* [WHAT IS ASKED]: Print every line of the listing exactly, please.
>> start DATA EXCERPTS
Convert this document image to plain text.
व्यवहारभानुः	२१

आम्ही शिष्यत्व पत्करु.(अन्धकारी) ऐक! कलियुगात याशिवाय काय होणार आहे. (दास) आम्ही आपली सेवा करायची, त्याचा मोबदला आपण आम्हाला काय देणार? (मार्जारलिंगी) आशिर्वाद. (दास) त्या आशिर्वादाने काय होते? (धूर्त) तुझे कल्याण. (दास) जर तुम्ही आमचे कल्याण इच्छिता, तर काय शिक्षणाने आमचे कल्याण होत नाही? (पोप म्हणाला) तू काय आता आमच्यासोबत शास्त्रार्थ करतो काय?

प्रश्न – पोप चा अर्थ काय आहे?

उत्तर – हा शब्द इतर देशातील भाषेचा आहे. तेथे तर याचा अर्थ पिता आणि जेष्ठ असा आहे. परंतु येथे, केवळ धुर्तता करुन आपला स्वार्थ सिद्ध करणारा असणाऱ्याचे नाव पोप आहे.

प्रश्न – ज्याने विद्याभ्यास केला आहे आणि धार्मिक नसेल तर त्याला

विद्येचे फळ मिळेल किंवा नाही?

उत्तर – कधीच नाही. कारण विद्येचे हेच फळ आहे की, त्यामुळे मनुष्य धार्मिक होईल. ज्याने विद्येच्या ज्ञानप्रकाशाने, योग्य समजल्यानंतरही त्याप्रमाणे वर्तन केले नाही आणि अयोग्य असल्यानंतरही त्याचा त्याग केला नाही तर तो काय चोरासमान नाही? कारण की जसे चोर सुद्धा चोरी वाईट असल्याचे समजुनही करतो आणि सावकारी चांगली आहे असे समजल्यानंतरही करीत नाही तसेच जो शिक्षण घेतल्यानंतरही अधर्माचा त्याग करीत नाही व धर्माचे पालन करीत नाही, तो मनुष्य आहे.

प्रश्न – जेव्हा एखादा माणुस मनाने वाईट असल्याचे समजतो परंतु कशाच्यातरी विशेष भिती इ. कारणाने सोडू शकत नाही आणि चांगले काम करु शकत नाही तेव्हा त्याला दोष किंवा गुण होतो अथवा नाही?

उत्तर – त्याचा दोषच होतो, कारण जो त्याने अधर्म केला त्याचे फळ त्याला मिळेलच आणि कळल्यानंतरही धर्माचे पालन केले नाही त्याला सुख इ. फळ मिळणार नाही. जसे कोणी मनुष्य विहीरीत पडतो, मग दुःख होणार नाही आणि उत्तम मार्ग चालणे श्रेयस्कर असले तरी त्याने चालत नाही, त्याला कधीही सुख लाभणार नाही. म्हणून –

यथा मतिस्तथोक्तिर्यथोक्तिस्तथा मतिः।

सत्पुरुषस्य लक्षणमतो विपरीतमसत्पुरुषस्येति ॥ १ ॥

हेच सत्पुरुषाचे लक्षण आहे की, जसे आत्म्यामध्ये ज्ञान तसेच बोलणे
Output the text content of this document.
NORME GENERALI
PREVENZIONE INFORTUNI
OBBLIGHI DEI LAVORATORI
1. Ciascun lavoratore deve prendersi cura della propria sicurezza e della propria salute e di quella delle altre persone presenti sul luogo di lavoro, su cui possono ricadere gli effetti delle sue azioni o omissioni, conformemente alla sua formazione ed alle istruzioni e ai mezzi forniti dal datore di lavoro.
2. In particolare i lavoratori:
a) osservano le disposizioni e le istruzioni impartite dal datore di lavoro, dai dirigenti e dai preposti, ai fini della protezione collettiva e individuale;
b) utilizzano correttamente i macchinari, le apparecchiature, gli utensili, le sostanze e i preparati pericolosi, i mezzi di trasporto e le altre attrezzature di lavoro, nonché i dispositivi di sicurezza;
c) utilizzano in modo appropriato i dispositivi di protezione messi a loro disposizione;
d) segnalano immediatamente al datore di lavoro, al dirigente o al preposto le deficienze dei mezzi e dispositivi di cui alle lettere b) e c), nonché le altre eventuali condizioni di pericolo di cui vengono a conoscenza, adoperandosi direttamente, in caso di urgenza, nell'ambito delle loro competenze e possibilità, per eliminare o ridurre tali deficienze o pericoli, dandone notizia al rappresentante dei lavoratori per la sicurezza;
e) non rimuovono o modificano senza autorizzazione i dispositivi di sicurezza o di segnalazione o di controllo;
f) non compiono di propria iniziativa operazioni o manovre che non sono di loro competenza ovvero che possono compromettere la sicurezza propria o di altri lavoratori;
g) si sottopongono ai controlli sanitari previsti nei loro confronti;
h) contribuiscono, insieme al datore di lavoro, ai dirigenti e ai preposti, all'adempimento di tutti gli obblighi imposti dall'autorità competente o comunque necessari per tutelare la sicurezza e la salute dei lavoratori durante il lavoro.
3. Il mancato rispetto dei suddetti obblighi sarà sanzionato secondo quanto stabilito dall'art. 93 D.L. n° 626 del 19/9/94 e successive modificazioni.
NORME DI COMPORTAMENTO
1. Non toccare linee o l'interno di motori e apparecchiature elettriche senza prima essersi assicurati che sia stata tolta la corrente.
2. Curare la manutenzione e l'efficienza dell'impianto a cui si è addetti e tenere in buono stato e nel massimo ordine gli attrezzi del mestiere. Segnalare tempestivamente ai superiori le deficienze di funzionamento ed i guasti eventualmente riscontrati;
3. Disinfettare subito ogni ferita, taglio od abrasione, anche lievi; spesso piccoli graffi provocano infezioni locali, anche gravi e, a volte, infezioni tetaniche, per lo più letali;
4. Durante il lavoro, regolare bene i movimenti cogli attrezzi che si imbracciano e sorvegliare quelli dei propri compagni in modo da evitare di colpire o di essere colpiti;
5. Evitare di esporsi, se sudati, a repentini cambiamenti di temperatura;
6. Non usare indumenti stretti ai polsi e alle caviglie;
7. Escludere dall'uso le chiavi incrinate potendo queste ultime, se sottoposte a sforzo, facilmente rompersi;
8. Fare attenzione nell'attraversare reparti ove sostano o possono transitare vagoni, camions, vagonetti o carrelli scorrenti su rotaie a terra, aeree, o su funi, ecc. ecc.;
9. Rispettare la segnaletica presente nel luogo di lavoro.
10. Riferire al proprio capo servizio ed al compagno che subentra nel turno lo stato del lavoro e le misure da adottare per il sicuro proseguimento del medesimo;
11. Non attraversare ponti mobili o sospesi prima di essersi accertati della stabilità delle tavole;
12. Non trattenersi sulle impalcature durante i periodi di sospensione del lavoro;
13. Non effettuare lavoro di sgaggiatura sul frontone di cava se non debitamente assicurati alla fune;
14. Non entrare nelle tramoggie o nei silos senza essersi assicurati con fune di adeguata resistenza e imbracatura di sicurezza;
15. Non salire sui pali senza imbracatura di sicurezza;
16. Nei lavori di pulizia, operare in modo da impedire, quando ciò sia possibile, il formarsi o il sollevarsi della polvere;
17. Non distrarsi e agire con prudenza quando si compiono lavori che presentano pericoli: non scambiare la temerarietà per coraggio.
>> end DATA EXCERPTS
* [RESPONSE]:
Convert this document image to plain text.
व्यवहारभानुः	२१

आम्ही शिष्यत्व पत्करु.(अन्धकारी) ऐक! कलियुगात याशिवाय काय होणार आहे. (दास) आम्ही आपली सेवा करायची, त्याचा मोबदला आपण आम्हाला काय देणार? (मार्जारलिंगी) आशिर्वाद. (दास) त्या आशिर्वादाने काय होते? (धूर्त) तुझे कल्याण. (दास) जर तुम्ही आमचे कल्याण इच्छिता, तर काय शिक्षणाने आमचे कल्याण होत नाही? (पोप म्हणाला) तू काय आता आमच्यासोबत शास्त्रार्थ करतो काय?

प्रश्न – पोप चा अर्थ काय आहे?

उत्तर – हा शब्द इतर देशातील भाषेचा आहे. तेथे तर याचा अर्थ पिता आणि जेष्ठ असा आहे. परंतु येथे, केवळ धुर्तता करुन आपला स्वार्थ सिद्ध करणारा असणाऱ्याचे नाव पोप आहे.

प्रश्न – ज्याने विद्याभ्यास केला आहे आणि धार्मिक नसेल तर त्याला

विद्येचे फळ मिळेल किंवा नाही?

उत्तर – कधीच नाही. कारण विद्येचे हेच फळ आहे की, त्यामुळे मनुष्य धार्मिक होईल. ज्याने विद्येच्या ज्ञानप्रकाशाने, योग्य समजल्यानंतरही त्याप्रमाणे वर्तन केले नाही आणि अयोग्य असल्यानंतरही त्याचा त्याग केला नाही तर तो काय चोरासमान नाही? कारण की जसे चोर सुद्धा चोरी वाईट असल्याचे समजुनही करतो आणि सावकारी चांगली आहे असे समजल्यानंतरही करीत नाही तसेच जो शिक्षण घेतल्यानंतरही अधर्माचा त्याग करीत नाही व धर्माचे पालन करीत नाही, तो मनुष्य आहे.

प्रश्न – जेव्हा एखादा माणुस मनाने वाईट असल्याचे समजतो परंतु कशाच्यातरी विशेष भिती इ. कारणाने सोडू शकत नाही आणि चांगले काम करु शकत नाही तेव्हा त्याला दोष किंवा गुण होतो अथवा नाही?

उत्तर – त्याचा दोषच होतो, कारण जो त्याने अधर्म केला त्याचे फळ त्याला मिळेलच आणि कळल्यानंतरही धर्माचे पालन केले नाही त्याला सुख इ. फळ मिळणार नाही. जसे कोणी मनुष्य विहीरीत पडतो, मग दुःख होणार नाही आणि उत्तम मार्ग चालणे श्रेयस्कर असले तरी त्याने चालत नाही, त्याला कधीही सुख लाभणार नाही. म्हणून –

यथा मतिस्तथोक्तिर्यथोक्तिस्तथा मतिः।

सत्पुरुषस्य लक्षणमतो विपरीतमसत्पुरुषस्येति ॥ १ ॥

हेच सत्पुरुषाचे लक्षण आहे की, जसे आत्म्यामध्ये ज्ञान तसेच बोलणे
Output the text content of this document.
NORME GENERALI
PREVENZIONE INFORTUNI
OBBLIGHI DEI LAVORATORI
1. Ciascun lavoratore deve prendersi cura della propria sicurezza e della propria salute e di quella delle altre persone presenti sul luogo di lavoro, su cui possono ricadere gli effetti delle sue azioni o omissioni, conformemente alla sua formazione ed alle istruzioni e ai mezzi forniti dal datore di lavoro.
2. In particolare i lavoratori:
a) osservano le disposizioni e le istruzioni impartite dal datore di lavoro, dai dirigenti e dai preposti, ai fini della protezione collettiva e individuale;
b) utilizzano correttamente i macchinari, le apparecchiature, gli utensili, le sostanze e i preparati pericolosi, i mezzi di trasporto e le altre attrezzature di lavoro, nonché i dispositivi di sicurezza;
c) utilizzano in modo appropriato i dispositivi di protezione messi a loro disposizione;
d) segnalano immediatamente al datore di lavoro, al dirigente o al preposto le deficienze dei mezzi e dispositivi di cui alle lettere b) e c), nonché le altre eventuali condizioni di pericolo di cui vengono a conoscenza, adoperandosi direttamente, in caso di urgenza, nell'ambito delle loro competenze e possibilità, per eliminare o ridurre tali deficienze o pericoli, dandone notizia al rappresentante dei lavoratori per la sicurezza;
e) non rimuovono o modificano senza autorizzazione i dispositivi di sicurezza o di segnalazione o di controllo;
f) non compiono di propria iniziativa operazioni o manovre che non sono di loro competenza ovvero che possono compromettere la sicurezza propria o di altri lavoratori;
g) si sottopongono ai controlli sanitari previsti nei loro confronti;
h) contribuiscono, insieme al datore di lavoro, ai dirigenti e ai preposti, all'adempimento di tutti gli obblighi imposti dall'autorità competente o comunque necessari per tutelare la sicurezza e la salute dei lavoratori durante il lavoro.
3. Il mancato rispetto dei suddetti obblighi sarà sanzionato secondo quanto stabilito dall'art. 93 D.L. n° 626 del 19/9/94 e successive modificazioni.
NORME DI COMPORTAMENTO
1. Non toccare linee o l'interno di motori e apparecchiature elettriche senza prima essersi assicurati che sia stata tolta la corrente.
2. Curare la manutenzione e l'efficienza dell'impianto a cui si è addetti e tenere in buono stato e nel massimo ordine gli attrezzi del mestiere. Segnalare tempestivamente ai superiori le deficienze di funzionamento ed i guasti eventualmente riscontrati;
3. Disinfettare subito ogni ferita, taglio od abrasione, anche lievi; spesso piccoli graffi provocano infezioni locali, anche gravi e, a volte, infezioni tetaniche, per lo più letali;
4. Durante il lavoro, regolare bene i movimenti cogli attrezzi che si imbracciano e sorvegliare quelli dei propri compagni in modo da evitare di colpire o di essere colpiti;
5. Evitare di esporsi, se sudati, a repentini cambiamenti di temperatura;
6. Non usare indumenti stretti ai polsi e alle caviglie;
7. Escludere dall'uso le chiavi incrinate potendo queste ultime, se sottoposte a sforzo, facilmente rompersi;
8. Fare attenzione nell'attraversare reparti ove sostano o possono transitare vagoni, camions, vagonetti o carrelli scorrenti su rotaie a terra, aeree, o su funi, ecc. ecc.;
9. Rispettare la segnaletica presente nel luogo di lavoro.
10. Riferire al proprio capo servizio ed al compagno che subentra nel turno lo stato del lavoro e le misure da adottare per il sicuro proseguimento del medesimo;
11. Non attraversare ponti mobili o sospesi prima di essersi accertati della stabilità delle tavole;
12. Non trattenersi sulle impalcature durante i periodi di sospensione del lavoro;
13. Non effettuare lavoro di sgaggiatura sul frontone di cava se non debitamente assicurati alla fune;
14. Non entrare nelle tramoggie o nei silos senza essersi assicurati con fune di adeguata resistenza e imbracatura di sicurezza;
15. Non salire sui pali senza imbracatura di sicurezza;
16. Nei lavori di pulizia, operare in modo da impedire, quando ciò sia possibile, il formarsi o il sollevarsi della polvere;
17. Non distrarsi e agire con prudenza quando si compiono lavori che presentano pericoli: non scambiare la temerarietà per coraggio.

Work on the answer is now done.